● Task instructions:
Exclude the pictures; give every entry again exactly as written.
[BEGIN Records for this exercise]
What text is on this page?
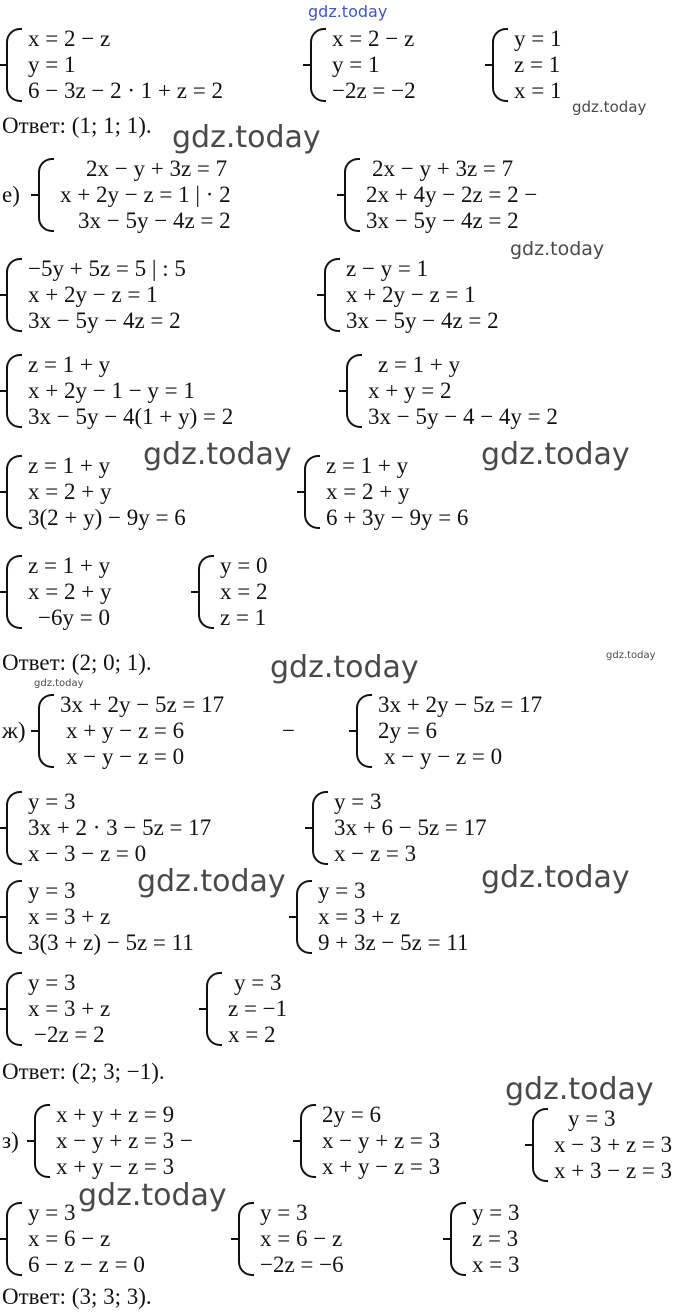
gdz.today
x = 2 − z
y = 1
6 − 3z − 2 · 1 + z = 2
x = 2 − z
y = 1
−2z = −2
y = 1
z = 1
x = 1
gdz.today
Ответ: (1; 1; 1). gdz.today
е)
2x − y + 3z = 7
x + 2y − z = 1 | · 2
3x − 5y − 4z = 2
2x − y + 3z = 7
2x + 4y − 2z = 2 −
3x − 5y − 4z = 2
gdz.today
−5y + 5z = 5 | : 5
x + 2y − z = 1
3x − 5y − 4z = 2
z − y = 1
x + 2y − z = 1
3x − 5y − 4z = 2
z = 1 + y
x + 2y − 1 − y = 1
3x − 5y − 4(1 + y) = 2
z = 1 + y
x + y = 2
3x − 5y − 4 − 4y = 2
z = 1 + y
x = 2 + y
3(2 + y) − 9y = 6
gdz.today z = 1 + y
x = 2 + y
6 + 3y − 9y = 6
gdz.today
z = 1 + y
x = 2 + y
−6y = 0
y = 0
x = 2
z = 1
Ответ: (2; 0; 1).	gdz.today	gdz.today
gdz.today
ж)
3x + 2y − 5z = 17
x + y − z = 6
x − y − z = 0
−
3x + 2y − 5z = 17
2y = 6
x − y − z = 0
y = 3
3x + 2 · 3 − 5z = 17
x − 3 − z = 0
y = 3
3x + 6 − 5z = 17
x − z = 3
y = 3
x = 3 + z
3(3 + z) − 5z = 11
gdz.today y = 3
x = 3 + z
9 + 3z − 5z = 11
gdz.today
y = 3
x = 3 + z
−2z = 2
y = 3
z = −1
x = 2
Ответ: (2; 3; −1).
gdz.today
з)
x + y + z = 9
x − y + z = 3 −
x + y − z = 3
2y = 6
x − y + z = 3
x + y − z = 3
y = 3
x − 3 + z = 3
x + 3 − z = 3
gdz.today
y = 3
x = 6 − z
6 − z − z = 0
y = 3
x = 6 − z
−2z = −6
y = 3
z = 3
x = 3
Ответ: (3; 3; 3).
[END Records for this exercise]
● Solved problem:
What text is on this page?
gdz.today
x = 2 − z
y = 1
6 − 3z − 2 · 1 + z = 2
x = 2 − z
y = 1
−2z = −2
y = 1
z = 1
x = 1
gdz.today
Ответ: (1; 1; 1). gdz.today
е)
2x − y + 3z = 7
x + 2y − z = 1 | · 2
3x − 5y − 4z = 2
2x − y + 3z = 7
2x + 4y − 2z = 2 −
3x − 5y − 4z = 2
gdz.today
−5y + 5z = 5 | : 5
x + 2y − z = 1
3x − 5y − 4z = 2
z − y = 1
x + 2y − z = 1
3x − 5y − 4z = 2
z = 1 + y
x + 2y − 1 − y = 1
3x − 5y − 4(1 + y) = 2
z = 1 + y
x + y = 2
3x − 5y − 4 − 4y = 2
z = 1 + y
x = 2 + y
3(2 + y) − 9y = 6
gdz.today z = 1 + y
x = 2 + y
6 + 3y − 9y = 6
gdz.today
z = 1 + y
x = 2 + y
−6y = 0
y = 0
x = 2
z = 1
Ответ: (2; 0; 1).	gdz.today	gdz.today
gdz.today
ж)
3x + 2y − 5z = 17
x + y − z = 6
x − y − z = 0
−
3x + 2y − 5z = 17
2y = 6
x − y − z = 0
y = 3
3x + 2 · 3 − 5z = 17
x − 3 − z = 0
y = 3
3x + 6 − 5z = 17
x − z = 3
y = 3
x = 3 + z
3(3 + z) − 5z = 11
gdz.today y = 3
x = 3 + z
9 + 3z − 5z = 11
gdz.today
y = 3
x = 3 + z
−2z = 2
y = 3
z = −1
x = 2
Ответ: (2; 3; −1).
gdz.today
з)
x + y + z = 9
x − y + z = 3 −
x + y − z = 3
2y = 6
x − y + z = 3
x + y − z = 3
y = 3
x − 3 + z = 3
x + 3 − z = 3
gdz.today
y = 3
x = 6 − z
6 − z − z = 0
y = 3
x = 6 − z
−2z = −6
y = 3
z = 3
x = 3
Ответ: (3; 3; 3).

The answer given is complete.